Copy every entry word for word, but skip the pictures.
● ● ●
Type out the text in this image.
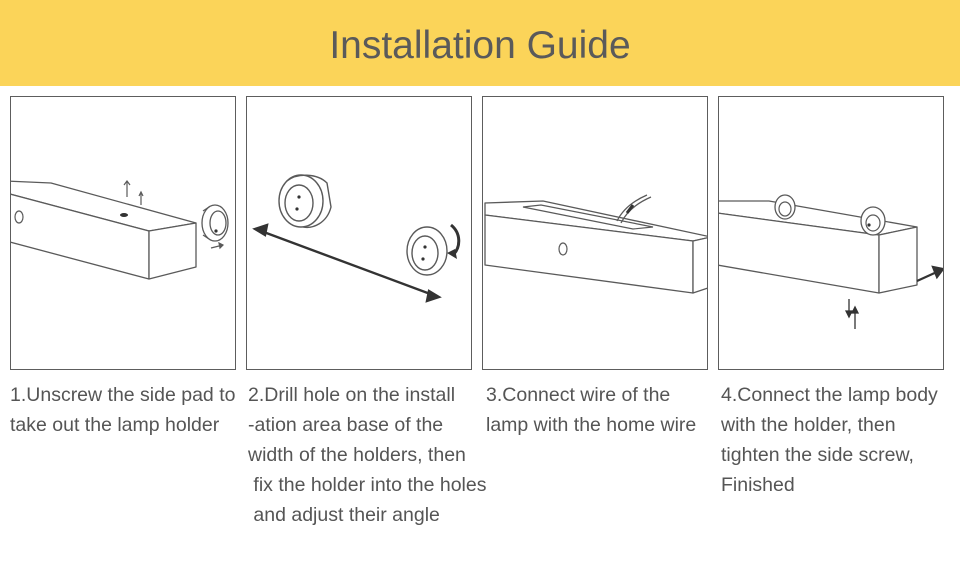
Installation Guide
1.Unscrew the side pad to
take out the lamp holder
2.Drill hole on the install
-ation area base of the
width of the holders, then
fix the holder into the holes
and adjust their angle
3.Connect wire of the
lamp with the home wire
4.Connect the lamp body
with the holder, then
tighten the side screw,
Finished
● ● ●
Task response ->
Type out the text in this image.
Installation Guide
1.Unscrew the side pad to
take out the lamp holder
2.Drill hole on the install
-ation area base of the
width of the holders, then
fix the holder into the holes
and adjust their angle
3.Connect wire of the
lamp with the home wire
4.Connect the lamp body
with the holder, then
tighten the side screw,
Finished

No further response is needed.